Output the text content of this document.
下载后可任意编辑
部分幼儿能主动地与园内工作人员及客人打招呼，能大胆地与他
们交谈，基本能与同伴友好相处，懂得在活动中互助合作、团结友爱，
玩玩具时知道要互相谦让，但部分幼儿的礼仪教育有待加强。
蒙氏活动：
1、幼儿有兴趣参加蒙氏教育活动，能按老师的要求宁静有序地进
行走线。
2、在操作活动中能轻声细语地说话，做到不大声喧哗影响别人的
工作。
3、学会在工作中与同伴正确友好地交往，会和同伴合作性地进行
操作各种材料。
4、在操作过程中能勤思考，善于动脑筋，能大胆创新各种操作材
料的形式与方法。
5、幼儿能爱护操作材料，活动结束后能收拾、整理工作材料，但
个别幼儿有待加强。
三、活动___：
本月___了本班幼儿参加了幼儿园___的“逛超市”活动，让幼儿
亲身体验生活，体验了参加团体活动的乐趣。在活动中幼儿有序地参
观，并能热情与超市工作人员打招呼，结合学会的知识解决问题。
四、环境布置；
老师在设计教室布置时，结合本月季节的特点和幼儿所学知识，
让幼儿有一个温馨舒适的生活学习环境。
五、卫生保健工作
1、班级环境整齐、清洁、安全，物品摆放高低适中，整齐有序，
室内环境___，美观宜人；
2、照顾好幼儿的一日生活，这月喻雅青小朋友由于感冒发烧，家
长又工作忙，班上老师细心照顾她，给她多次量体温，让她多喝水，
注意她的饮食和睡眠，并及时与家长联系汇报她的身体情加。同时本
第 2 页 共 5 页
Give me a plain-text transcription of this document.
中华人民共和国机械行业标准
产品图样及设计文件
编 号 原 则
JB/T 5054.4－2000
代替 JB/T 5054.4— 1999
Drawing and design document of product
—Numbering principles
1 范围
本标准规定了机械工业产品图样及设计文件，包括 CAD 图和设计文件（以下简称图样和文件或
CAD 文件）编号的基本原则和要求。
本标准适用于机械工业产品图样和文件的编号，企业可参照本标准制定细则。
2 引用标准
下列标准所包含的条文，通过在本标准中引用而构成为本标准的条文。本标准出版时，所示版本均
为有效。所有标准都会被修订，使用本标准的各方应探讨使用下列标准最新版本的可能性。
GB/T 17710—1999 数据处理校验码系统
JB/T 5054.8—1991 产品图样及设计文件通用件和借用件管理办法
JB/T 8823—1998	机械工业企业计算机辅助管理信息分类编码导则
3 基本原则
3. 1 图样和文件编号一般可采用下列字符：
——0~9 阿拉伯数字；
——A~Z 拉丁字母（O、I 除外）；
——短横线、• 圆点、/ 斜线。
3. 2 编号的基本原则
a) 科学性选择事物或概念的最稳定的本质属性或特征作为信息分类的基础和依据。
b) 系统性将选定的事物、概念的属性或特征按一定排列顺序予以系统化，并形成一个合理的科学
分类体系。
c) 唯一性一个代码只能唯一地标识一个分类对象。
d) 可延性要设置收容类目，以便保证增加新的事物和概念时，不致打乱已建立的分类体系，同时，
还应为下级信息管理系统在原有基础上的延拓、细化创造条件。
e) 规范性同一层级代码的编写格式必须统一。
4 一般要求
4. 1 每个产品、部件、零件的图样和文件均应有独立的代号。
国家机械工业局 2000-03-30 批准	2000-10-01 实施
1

## [EXERCISE TASK]
Quote all the records exactly, please, leaving none out.

## [WRITTEN REPLY]
Output the text content of this document.
下载后可任意编辑
部分幼儿能主动地与园内工作人员及客人打招呼，能大胆地与他
们交谈，基本能与同伴友好相处，懂得在活动中互助合作、团结友爱，
玩玩具时知道要互相谦让，但部分幼儿的礼仪教育有待加强。
蒙氏活动：
1、幼儿有兴趣参加蒙氏教育活动，能按老师的要求宁静有序地进
行走线。
2、在操作活动中能轻声细语地说话，做到不大声喧哗影响别人的
工作。
3、学会在工作中与同伴正确友好地交往，会和同伴合作性地进行
操作各种材料。
4、在操作过程中能勤思考，善于动脑筋，能大胆创新各种操作材
料的形式与方法。
5、幼儿能爱护操作材料，活动结束后能收拾、整理工作材料，但
个别幼儿有待加强。
三、活动___：
本月___了本班幼儿参加了幼儿园___的“逛超市”活动，让幼儿
亲身体验生活，体验了参加团体活动的乐趣。在活动中幼儿有序地参
观，并能热情与超市工作人员打招呼，结合学会的知识解决问题。
四、环境布置；
老师在设计教室布置时，结合本月季节的特点和幼儿所学知识，
让幼儿有一个温馨舒适的生活学习环境。
五、卫生保健工作
1、班级环境整齐、清洁、安全，物品摆放高低适中，整齐有序，
室内环境___，美观宜人；
2、照顾好幼儿的一日生活，这月喻雅青小朋友由于感冒发烧，家
长又工作忙，班上老师细心照顾她，给她多次量体温，让她多喝水，
注意她的饮食和睡眠，并及时与家长联系汇报她的身体情加。同时本
第 2 页 共 5 页
Give me a plain-text transcription of this document.
中华人民共和国机械行业标准
产品图样及设计文件
编 号 原 则
JB/T 5054.4－2000
代替 JB/T 5054.4— 1999
Drawing and design document of product
—Numbering principles
1 范围
本标准规定了机械工业产品图样及设计文件，包括 CAD 图和设计文件（以下简称图样和文件或
CAD 文件）编号的基本原则和要求。
本标准适用于机械工业产品图样和文件的编号，企业可参照本标准制定细则。
2 引用标准
下列标准所包含的条文，通过在本标准中引用而构成为本标准的条文。本标准出版时，所示版本均
为有效。所有标准都会被修订，使用本标准的各方应探讨使用下列标准最新版本的可能性。
GB/T 17710—1999 数据处理校验码系统
JB/T 5054.8—1991 产品图样及设计文件通用件和借用件管理办法
JB/T 8823—1998	机械工业企业计算机辅助管理信息分类编码导则
3 基本原则
3. 1 图样和文件编号一般可采用下列字符：
——0~9 阿拉伯数字；
——A~Z 拉丁字母（O、I 除外）；
——短横线、• 圆点、/ 斜线。
3. 2 编号的基本原则
a) 科学性选择事物或概念的最稳定的本质属性或特征作为信息分类的基础和依据。
b) 系统性将选定的事物、概念的属性或特征按一定排列顺序予以系统化，并形成一个合理的科学
分类体系。
c) 唯一性一个代码只能唯一地标识一个分类对象。
d) 可延性要设置收容类目，以便保证增加新的事物和概念时，不致打乱已建立的分类体系，同时，
还应为下级信息管理系统在原有基础上的延拓、细化创造条件。
e) 规范性同一层级代码的编写格式必须统一。
4 一般要求
4. 1 每个产品、部件、零件的图样和文件均应有独立的代号。
国家机械工业局 2000-03-30 批准	2000-10-01 实施
1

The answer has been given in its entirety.